(Stored items from a collection)
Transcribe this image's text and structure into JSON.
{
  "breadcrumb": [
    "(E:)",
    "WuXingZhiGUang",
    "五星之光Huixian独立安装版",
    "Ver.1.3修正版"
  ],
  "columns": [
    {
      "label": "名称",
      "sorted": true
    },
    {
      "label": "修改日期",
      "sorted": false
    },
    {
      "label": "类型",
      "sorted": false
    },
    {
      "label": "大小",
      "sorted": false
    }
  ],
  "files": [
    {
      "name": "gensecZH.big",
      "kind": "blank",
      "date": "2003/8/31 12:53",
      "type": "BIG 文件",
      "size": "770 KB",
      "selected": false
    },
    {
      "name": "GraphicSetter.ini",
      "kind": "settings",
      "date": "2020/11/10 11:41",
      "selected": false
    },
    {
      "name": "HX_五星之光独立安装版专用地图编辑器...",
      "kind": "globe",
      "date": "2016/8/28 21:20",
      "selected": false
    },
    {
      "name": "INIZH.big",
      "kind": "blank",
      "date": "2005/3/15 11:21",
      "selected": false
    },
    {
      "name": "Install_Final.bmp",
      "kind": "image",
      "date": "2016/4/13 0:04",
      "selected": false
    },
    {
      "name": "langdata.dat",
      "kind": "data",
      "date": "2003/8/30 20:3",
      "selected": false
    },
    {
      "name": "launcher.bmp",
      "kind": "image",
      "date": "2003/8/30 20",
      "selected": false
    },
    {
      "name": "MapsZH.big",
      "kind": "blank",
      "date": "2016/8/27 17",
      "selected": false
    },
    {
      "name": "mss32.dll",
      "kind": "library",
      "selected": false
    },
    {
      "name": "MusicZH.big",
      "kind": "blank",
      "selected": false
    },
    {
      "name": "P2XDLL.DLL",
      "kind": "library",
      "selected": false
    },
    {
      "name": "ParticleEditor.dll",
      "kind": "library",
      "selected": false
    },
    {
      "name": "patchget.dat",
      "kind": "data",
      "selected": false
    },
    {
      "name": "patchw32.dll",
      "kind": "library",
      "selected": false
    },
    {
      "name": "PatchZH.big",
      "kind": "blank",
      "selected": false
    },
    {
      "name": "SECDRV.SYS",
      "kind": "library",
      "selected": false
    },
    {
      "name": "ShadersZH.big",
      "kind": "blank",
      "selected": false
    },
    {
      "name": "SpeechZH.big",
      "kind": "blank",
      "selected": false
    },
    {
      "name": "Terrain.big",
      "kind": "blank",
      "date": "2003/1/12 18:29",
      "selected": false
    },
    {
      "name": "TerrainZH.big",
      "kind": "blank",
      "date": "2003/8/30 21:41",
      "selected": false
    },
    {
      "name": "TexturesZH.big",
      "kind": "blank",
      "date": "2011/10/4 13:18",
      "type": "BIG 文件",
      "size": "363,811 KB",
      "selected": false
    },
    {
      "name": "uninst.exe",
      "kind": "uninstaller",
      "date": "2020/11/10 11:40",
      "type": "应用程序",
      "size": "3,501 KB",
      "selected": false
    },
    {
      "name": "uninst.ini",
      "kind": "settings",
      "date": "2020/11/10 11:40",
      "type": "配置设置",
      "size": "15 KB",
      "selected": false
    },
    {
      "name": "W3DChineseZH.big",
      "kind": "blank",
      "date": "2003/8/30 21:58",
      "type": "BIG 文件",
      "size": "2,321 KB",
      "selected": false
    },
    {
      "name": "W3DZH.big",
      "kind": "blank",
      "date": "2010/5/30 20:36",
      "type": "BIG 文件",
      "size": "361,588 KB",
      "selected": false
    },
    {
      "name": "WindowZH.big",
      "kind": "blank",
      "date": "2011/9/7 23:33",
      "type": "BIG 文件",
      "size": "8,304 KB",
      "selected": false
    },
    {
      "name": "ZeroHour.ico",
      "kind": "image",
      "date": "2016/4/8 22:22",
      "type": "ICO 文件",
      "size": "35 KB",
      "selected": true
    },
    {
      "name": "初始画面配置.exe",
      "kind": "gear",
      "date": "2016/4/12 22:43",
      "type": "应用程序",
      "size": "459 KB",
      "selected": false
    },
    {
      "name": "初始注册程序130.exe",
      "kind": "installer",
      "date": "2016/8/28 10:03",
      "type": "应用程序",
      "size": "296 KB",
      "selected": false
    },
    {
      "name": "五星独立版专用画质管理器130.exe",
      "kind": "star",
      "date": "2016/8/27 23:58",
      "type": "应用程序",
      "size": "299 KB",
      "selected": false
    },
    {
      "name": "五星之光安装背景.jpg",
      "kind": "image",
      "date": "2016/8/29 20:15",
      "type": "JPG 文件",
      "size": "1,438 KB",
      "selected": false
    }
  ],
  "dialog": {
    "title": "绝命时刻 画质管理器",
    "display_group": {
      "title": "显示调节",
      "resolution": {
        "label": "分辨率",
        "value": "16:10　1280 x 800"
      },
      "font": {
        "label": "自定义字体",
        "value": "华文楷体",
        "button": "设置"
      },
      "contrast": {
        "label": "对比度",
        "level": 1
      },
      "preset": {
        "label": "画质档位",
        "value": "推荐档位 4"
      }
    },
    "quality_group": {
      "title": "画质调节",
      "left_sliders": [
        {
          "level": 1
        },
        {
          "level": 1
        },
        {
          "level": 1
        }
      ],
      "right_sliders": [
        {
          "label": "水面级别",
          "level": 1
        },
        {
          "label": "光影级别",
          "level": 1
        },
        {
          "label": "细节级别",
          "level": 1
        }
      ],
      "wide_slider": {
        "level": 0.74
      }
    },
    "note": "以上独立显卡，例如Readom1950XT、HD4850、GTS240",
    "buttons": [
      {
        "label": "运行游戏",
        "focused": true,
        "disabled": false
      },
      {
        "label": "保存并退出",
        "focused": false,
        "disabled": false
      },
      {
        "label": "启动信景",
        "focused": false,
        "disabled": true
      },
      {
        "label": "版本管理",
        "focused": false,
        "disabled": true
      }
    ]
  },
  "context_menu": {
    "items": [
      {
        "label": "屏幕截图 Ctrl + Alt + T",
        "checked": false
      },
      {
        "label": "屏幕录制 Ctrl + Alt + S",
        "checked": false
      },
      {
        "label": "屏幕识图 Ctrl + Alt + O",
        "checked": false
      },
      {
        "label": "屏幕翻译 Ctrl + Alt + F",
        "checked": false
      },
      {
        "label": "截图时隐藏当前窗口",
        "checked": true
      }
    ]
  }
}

> **What to do**
Return all the data exactly as given.

> **Full response**
Transcribe this image's text and structure into JSON.
{
  "breadcrumb": [
    "(E:)",
    "WuXingZhiGUang",
    "五星之光Huixian独立安装版",
    "Ver.1.3修正版"
  ],
  "columns": [
    {
      "label": "名称",
      "sorted": true
    },
    {
      "label": "修改日期",
      "sorted": false
    },
    {
      "label": "类型",
      "sorted": false
    },
    {
      "label": "大小",
      "sorted": false
    }
  ],
  "files": [
    {
      "name": "gensecZH.big",
      "kind": "blank",
      "date": "2003/8/31 12:53",
      "type": "BIG 文件",
      "size": "770 KB",
      "selected": false
    },
    {
      "name": "GraphicSetter.ini",
      "kind": "settings",
      "date": "2020/11/10 11:41",
      "selected": false
    },
    {
      "name": "HX_五星之光独立安装版专用地图编辑器...",
      "kind": "globe",
      "date": "2016/8/28 21:20",
      "selected": false
    },
    {
      "name": "INIZH.big",
      "kind": "blank",
      "date": "2005/3/15 11:21",
      "selected": false
    },
    {
      "name": "Install_Final.bmp",
      "kind": "image",
      "date": "2016/4/13 0:04",
      "selected": false
    },
    {
      "name": "langdata.dat",
      "kind": "data",
      "date": "2003/8/30 20:3",
      "selected": false
    },
    {
      "name": "launcher.bmp",
      "kind": "image",
      "date": "2003/8/30 20",
      "selected": false
    },
    {
      "name": "MapsZH.big",
      "kind": "blank",
      "date": "2016/8/27 17",
      "selected": false
    },
    {
      "name": "mss32.dll",
      "kind": "library",
      "selected": false
    },
    {
      "name": "MusicZH.big",
      "kind": "blank",
      "selected": false
    },
    {
      "name": "P2XDLL.DLL",
      "kind": "library",
      "selected": false
    },
    {
      "name": "ParticleEditor.dll",
      "kind": "library",
      "selected": false
    },
    {
      "name": "patchget.dat",
      "kind": "data",
      "selected": false
    },
    {
      "name": "patchw32.dll",
      "kind": "library",
      "selected": false
    },
    {
      "name": "PatchZH.big",
      "kind": "blank",
      "selected": false
    },
    {
      "name": "SECDRV.SYS",
      "kind": "library",
      "selected": false
    },
    {
      "name": "ShadersZH.big",
      "kind": "blank",
      "selected": false
    },
    {
      "name": "SpeechZH.big",
      "kind": "blank",
      "selected": false
    },
    {
      "name": "Terrain.big",
      "kind": "blank",
      "date": "2003/1/12 18:29",
      "selected": false
    },
    {
      "name": "TerrainZH.big",
      "kind": "blank",
      "date": "2003/8/30 21:41",
      "selected": false
    },
    {
      "name": "TexturesZH.big",
      "kind": "blank",
      "date": "2011/10/4 13:18",
      "type": "BIG 文件",
      "size": "363,811 KB",
      "selected": false
    },
    {
      "name": "uninst.exe",
      "kind": "uninstaller",
      "date": "2020/11/10 11:40",
      "type": "应用程序",
      "size": "3,501 KB",
      "selected": false
    },
    {
      "name": "uninst.ini",
      "kind": "settings",
      "date": "2020/11/10 11:40",
      "type": "配置设置",
      "size": "15 KB",
      "selected": false
    },
    {
      "name": "W3DChineseZH.big",
      "kind": "blank",
      "date": "2003/8/30 21:58",
      "type": "BIG 文件",
      "size": "2,321 KB",
      "selected": false
    },
    {
      "name": "W3DZH.big",
      "kind": "blank",
      "date": "2010/5/30 20:36",
      "type": "BIG 文件",
      "size": "361,588 KB",
      "selected": false
    },
    {
      "name": "WindowZH.big",
      "kind": "blank",
      "date": "2011/9/7 23:33",
      "type": "BIG 文件",
      "size": "8,304 KB",
      "selected": false
    },
    {
      "name": "ZeroHour.ico",
      "kind": "image",
      "date": "2016/4/8 22:22",
      "type": "ICO 文件",
      "size": "35 KB",
      "selected": true
    },
    {
      "name": "初始画面配置.exe",
      "kind": "gear",
      "date": "2016/4/12 22:43",
      "type": "应用程序",
      "size": "459 KB",
      "selected": false
    },
    {
      "name": "初始注册程序130.exe",
      "kind": "installer",
      "date": "2016/8/28 10:03",
      "type": "应用程序",
      "size": "296 KB",
      "selected": false
    },
    {
      "name": "五星独立版专用画质管理器130.exe",
      "kind": "star",
      "date": "2016/8/27 23:58",
      "type": "应用程序",
      "size": "299 KB",
      "selected": false
    },
    {
      "name": "五星之光安装背景.jpg",
      "kind": "image",
      "date": "2016/8/29 20:15",
      "type": "JPG 文件",
      "size": "1,438 KB",
      "selected": false
    }
  ],
  "dialog": {
    "title": "绝命时刻 画质管理器",
    "display_group": {
      "title": "显示调节",
      "resolution": {
        "label": "分辨率",
        "value": "16:10　1280 x 800"
      },
      "font": {
        "label": "自定义字体",
        "value": "华文楷体",
        "button": "设置"
      },
      "contrast": {
        "label": "对比度",
        "level": 1
      },
      "preset": {
        "label": "画质档位",
        "value": "推荐档位 4"
      }
    },
    "quality_group": {
      "title": "画质调节",
      "left_sliders": [
        {
          "level": 1
        },
        {
          "level": 1
        },
        {
          "level": 1
        }
      ],
      "right_sliders": [
        {
          "label": "水面级别",
          "level": 1
        },
        {
          "label": "光影级别",
          "level": 1
        },
        {
          "label": "细节级别",
          "level": 1
        }
      ],
      "wide_slider": {
        "level": 0.74
      }
    },
    "note": "以上独立显卡，例如Readom1950XT、HD4850、GTS240",
    "buttons": [
      {
        "label": "运行游戏",
        "focused": true,
        "disabled": false
      },
      {
        "label": "保存并退出",
        "focused": false,
        "disabled": false
      },
      {
        "label": "启动信景",
        "focused": false,
        "disabled": true
      },
      {
        "label": "版本管理",
        "focused": false,
        "disabled": true
      }
    ]
  },
  "context_menu": {
    "items": [
      {
        "label": "屏幕截图 Ctrl + Alt + T",
        "checked": false
      },
      {
        "label": "屏幕录制 Ctrl + Alt + S",
        "checked": false
      },
      {
        "label": "屏幕识图 Ctrl + Alt + O",
        "checked": false
      },
      {
        "label": "屏幕翻译 Ctrl + Alt + F",
        "checked": false
      },
      {
        "label": "截图时隐藏当前窗口",
        "checked": true
      }
    ]
  }
}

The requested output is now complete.